• **What this task involves**
Every entry below must appear again, exactly as written.

┄┄┄┄┄┄┄┄┄┄

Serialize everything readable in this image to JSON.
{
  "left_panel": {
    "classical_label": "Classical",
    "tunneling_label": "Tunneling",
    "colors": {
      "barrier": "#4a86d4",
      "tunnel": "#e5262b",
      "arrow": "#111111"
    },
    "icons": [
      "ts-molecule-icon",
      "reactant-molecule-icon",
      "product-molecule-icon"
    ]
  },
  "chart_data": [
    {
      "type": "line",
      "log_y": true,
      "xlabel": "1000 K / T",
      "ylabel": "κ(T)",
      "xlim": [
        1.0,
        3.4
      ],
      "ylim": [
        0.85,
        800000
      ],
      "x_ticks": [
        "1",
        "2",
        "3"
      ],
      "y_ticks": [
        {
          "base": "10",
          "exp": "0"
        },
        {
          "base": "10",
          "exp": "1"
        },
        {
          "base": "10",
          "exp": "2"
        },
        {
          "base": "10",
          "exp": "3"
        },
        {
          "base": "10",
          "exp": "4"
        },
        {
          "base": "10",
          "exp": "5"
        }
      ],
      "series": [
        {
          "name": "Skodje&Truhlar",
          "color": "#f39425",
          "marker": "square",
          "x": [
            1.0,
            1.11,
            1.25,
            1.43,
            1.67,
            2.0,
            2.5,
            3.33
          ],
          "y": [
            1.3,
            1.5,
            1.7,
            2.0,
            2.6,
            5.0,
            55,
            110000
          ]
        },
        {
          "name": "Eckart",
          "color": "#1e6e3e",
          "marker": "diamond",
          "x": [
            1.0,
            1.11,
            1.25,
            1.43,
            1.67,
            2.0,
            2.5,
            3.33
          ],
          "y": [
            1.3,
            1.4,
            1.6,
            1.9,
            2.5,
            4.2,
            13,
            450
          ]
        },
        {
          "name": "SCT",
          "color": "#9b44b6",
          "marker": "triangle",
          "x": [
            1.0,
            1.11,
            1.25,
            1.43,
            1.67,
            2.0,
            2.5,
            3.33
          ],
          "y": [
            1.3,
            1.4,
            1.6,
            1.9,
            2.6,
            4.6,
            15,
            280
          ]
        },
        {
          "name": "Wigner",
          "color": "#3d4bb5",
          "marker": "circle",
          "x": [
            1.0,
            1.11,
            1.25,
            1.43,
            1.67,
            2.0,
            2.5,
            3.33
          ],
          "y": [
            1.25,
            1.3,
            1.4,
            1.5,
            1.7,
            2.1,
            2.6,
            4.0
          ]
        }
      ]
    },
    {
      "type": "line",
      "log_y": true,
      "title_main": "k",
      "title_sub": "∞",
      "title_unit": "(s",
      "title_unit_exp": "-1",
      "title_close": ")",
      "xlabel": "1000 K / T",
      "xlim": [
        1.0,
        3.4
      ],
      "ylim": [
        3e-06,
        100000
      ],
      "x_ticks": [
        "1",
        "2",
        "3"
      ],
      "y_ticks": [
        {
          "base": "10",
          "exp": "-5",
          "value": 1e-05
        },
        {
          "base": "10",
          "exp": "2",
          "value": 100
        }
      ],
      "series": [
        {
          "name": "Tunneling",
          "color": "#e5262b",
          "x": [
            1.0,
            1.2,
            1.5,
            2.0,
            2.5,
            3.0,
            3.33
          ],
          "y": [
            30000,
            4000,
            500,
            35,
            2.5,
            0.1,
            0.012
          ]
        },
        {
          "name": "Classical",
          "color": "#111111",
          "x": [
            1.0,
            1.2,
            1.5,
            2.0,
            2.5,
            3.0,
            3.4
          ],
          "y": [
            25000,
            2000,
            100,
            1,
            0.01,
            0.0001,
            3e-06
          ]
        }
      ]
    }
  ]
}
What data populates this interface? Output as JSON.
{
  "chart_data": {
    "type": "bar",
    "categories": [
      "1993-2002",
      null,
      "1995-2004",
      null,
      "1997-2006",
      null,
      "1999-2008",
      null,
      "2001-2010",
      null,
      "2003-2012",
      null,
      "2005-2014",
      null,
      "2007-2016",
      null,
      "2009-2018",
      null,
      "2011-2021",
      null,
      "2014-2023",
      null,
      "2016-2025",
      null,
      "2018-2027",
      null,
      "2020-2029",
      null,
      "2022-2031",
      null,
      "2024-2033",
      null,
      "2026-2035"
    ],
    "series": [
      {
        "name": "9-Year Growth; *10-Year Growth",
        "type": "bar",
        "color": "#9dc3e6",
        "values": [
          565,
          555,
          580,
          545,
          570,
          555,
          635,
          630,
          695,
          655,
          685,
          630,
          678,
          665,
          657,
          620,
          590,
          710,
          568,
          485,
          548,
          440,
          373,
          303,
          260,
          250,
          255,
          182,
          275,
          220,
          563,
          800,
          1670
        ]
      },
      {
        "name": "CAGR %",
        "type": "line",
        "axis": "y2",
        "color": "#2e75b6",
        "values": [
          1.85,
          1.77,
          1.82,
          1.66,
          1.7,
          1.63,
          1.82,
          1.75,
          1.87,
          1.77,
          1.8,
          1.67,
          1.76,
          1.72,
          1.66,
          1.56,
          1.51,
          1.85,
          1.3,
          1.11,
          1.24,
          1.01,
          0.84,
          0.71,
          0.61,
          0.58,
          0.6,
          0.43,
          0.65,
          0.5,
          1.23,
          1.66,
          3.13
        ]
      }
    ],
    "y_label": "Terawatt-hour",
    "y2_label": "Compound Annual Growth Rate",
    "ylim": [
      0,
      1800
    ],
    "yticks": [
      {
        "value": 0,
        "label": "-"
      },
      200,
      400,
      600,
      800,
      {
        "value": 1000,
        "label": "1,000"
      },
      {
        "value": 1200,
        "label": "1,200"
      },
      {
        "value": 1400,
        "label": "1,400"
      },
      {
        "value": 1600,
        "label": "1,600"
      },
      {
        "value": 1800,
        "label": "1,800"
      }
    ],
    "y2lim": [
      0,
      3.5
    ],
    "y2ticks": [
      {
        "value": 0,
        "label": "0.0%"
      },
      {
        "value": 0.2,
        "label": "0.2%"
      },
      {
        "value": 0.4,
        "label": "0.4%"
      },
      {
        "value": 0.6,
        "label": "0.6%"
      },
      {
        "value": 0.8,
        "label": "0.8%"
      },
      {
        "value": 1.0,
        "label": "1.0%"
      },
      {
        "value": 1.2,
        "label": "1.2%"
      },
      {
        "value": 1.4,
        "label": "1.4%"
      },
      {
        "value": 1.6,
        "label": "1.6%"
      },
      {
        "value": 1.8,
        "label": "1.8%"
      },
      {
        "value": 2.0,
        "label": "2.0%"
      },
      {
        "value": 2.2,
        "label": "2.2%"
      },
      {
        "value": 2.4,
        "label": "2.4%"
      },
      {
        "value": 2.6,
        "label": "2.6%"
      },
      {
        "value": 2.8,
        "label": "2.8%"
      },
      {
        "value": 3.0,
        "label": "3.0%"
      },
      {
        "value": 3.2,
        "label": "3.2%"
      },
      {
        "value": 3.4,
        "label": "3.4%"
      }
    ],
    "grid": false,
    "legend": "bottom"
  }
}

┄┄┄┄┄┄┄┄┄┄

• **Result of this exercise**
Serialize everything readable in this image to JSON.
{
  "left_panel": {
    "classical_label": "Classical",
    "tunneling_label": "Tunneling",
    "colors": {
      "barrier": "#4a86d4",
      "tunnel": "#e5262b",
      "arrow": "#111111"
    },
    "icons": [
      "ts-molecule-icon",
      "reactant-molecule-icon",
      "product-molecule-icon"
    ]
  },
  "chart_data": [
    {
      "type": "line",
      "log_y": true,
      "xlabel": "1000 K / T",
      "ylabel": "κ(T)",
      "xlim": [
        1.0,
        3.4
      ],
      "ylim": [
        0.85,
        800000
      ],
      "x_ticks": [
        "1",
        "2",
        "3"
      ],
      "y_ticks": [
        {
          "base": "10",
          "exp": "0"
        },
        {
          "base": "10",
          "exp": "1"
        },
        {
          "base": "10",
          "exp": "2"
        },
        {
          "base": "10",
          "exp": "3"
        },
        {
          "base": "10",
          "exp": "4"
        },
        {
          "base": "10",
          "exp": "5"
        }
      ],
      "series": [
        {
          "name": "Skodje&Truhlar",
          "color": "#f39425",
          "marker": "square",
          "x": [
            1.0,
            1.11,
            1.25,
            1.43,
            1.67,
            2.0,
            2.5,
            3.33
          ],
          "y": [
            1.3,
            1.5,
            1.7,
            2.0,
            2.6,
            5.0,
            55,
            110000
          ]
        },
        {
          "name": "Eckart",
          "color": "#1e6e3e",
          "marker": "diamond",
          "x": [
            1.0,
            1.11,
            1.25,
            1.43,
            1.67,
            2.0,
            2.5,
            3.33
          ],
          "y": [
            1.3,
            1.4,
            1.6,
            1.9,
            2.5,
            4.2,
            13,
            450
          ]
        },
        {
          "name": "SCT",
          "color": "#9b44b6",
          "marker": "triangle",
          "x": [
            1.0,
            1.11,
            1.25,
            1.43,
            1.67,
            2.0,
            2.5,
            3.33
          ],
          "y": [
            1.3,
            1.4,
            1.6,
            1.9,
            2.6,
            4.6,
            15,
            280
          ]
        },
        {
          "name": "Wigner",
          "color": "#3d4bb5",
          "marker": "circle",
          "x": [
            1.0,
            1.11,
            1.25,
            1.43,
            1.67,
            2.0,
            2.5,
            3.33
          ],
          "y": [
            1.25,
            1.3,
            1.4,
            1.5,
            1.7,
            2.1,
            2.6,
            4.0
          ]
        }
      ]
    },
    {
      "type": "line",
      "log_y": true,
      "title_main": "k",
      "title_sub": "∞",
      "title_unit": "(s",
      "title_unit_exp": "-1",
      "title_close": ")",
      "xlabel": "1000 K / T",
      "xlim": [
        1.0,
        3.4
      ],
      "ylim": [
        3e-06,
        100000
      ],
      "x_ticks": [
        "1",
        "2",
        "3"
      ],
      "y_ticks": [
        {
          "base": "10",
          "exp": "-5",
          "value": 1e-05
        },
        {
          "base": "10",
          "exp": "2",
          "value": 100
        }
      ],
      "series": [
        {
          "name": "Tunneling",
          "color": "#e5262b",
          "x": [
            1.0,
            1.2,
            1.5,
            2.0,
            2.5,
            3.0,
            3.33
          ],
          "y": [
            30000,
            4000,
            500,
            35,
            2.5,
            0.1,
            0.012
          ]
        },
        {
          "name": "Classical",
          "color": "#111111",
          "x": [
            1.0,
            1.2,
            1.5,
            2.0,
            2.5,
            3.0,
            3.4
          ],
          "y": [
            25000,
            2000,
            100,
            1,
            0.01,
            0.0001,
            3e-06
          ]
        }
      ]
    }
  ]
}
What data populates this interface? Output as JSON.
{
  "chart_data": {
    "type": "bar",
    "categories": [
      "1993-2002",
      null,
      "1995-2004",
      null,
      "1997-2006",
      null,
      "1999-2008",
      null,
      "2001-2010",
      null,
      "2003-2012",
      null,
      "2005-2014",
      null,
      "2007-2016",
      null,
      "2009-2018",
      null,
      "2011-2021",
      null,
      "2014-2023",
      null,
      "2016-2025",
      null,
      "2018-2027",
      null,
      "2020-2029",
      null,
      "2022-2031",
      null,
      "2024-2033",
      null,
      "2026-2035"
    ],
    "series": [
      {
        "name": "9-Year Growth; *10-Year Growth",
        "type": "bar",
        "color": "#9dc3e6",
        "values": [
          565,
          555,
          580,
          545,
          570,
          555,
          635,
          630,
          695,
          655,
          685,
          630,
          678,
          665,
          657,
          620,
          590,
          710,
          568,
          485,
          548,
          440,
          373,
          303,
          260,
          250,
          255,
          182,
          275,
          220,
          563,
          800,
          1670
        ]
      },
      {
        "name": "CAGR %",
        "type": "line",
        "axis": "y2",
        "color": "#2e75b6",
        "values": [
          1.85,
          1.77,
          1.82,
          1.66,
          1.7,
          1.63,
          1.82,
          1.75,
          1.87,
          1.77,
          1.8,
          1.67,
          1.76,
          1.72,
          1.66,
          1.56,
          1.51,
          1.85,
          1.3,
          1.11,
          1.24,
          1.01,
          0.84,
          0.71,
          0.61,
          0.58,
          0.6,
          0.43,
          0.65,
          0.5,
          1.23,
          1.66,
          3.13
        ]
      }
    ],
    "y_label": "Terawatt-hour",
    "y2_label": "Compound Annual Growth Rate",
    "ylim": [
      0,
      1800
    ],
    "yticks": [
      {
        "value": 0,
        "label": "-"
      },
      200,
      400,
      600,
      800,
      {
        "value": 1000,
        "label": "1,000"
      },
      {
        "value": 1200,
        "label": "1,200"
      },
      {
        "value": 1400,
        "label": "1,400"
      },
      {
        "value": 1600,
        "label": "1,600"
      },
      {
        "value": 1800,
        "label": "1,800"
      }
    ],
    "y2lim": [
      0,
      3.5
    ],
    "y2ticks": [
      {
        "value": 0,
        "label": "0.0%"
      },
      {
        "value": 0.2,
        "label": "0.2%"
      },
      {
        "value": 0.4,
        "label": "0.4%"
      },
      {
        "value": 0.6,
        "label": "0.6%"
      },
      {
        "value": 0.8,
        "label": "0.8%"
      },
      {
        "value": 1.0,
        "label": "1.0%"
      },
      {
        "value": 1.2,
        "label": "1.2%"
      },
      {
        "value": 1.4,
        "label": "1.4%"
      },
      {
        "value": 1.6,
        "label": "1.6%"
      },
      {
        "value": 1.8,
        "label": "1.8%"
      },
      {
        "value": 2.0,
        "label": "2.0%"
      },
      {
        "value": 2.2,
        "label": "2.2%"
      },
      {
        "value": 2.4,
        "label": "2.4%"
      },
      {
        "value": 2.6,
        "label": "2.6%"
      },
      {
        "value": 2.8,
        "label": "2.8%"
      },
      {
        "value": 3.0,
        "label": "3.0%"
      },
      {
        "value": 3.2,
        "label": "3.2%"
      },
      {
        "value": 3.4,
        "label": "3.4%"
      }
    ],
    "grid": false,
    "legend": "bottom"
  }
}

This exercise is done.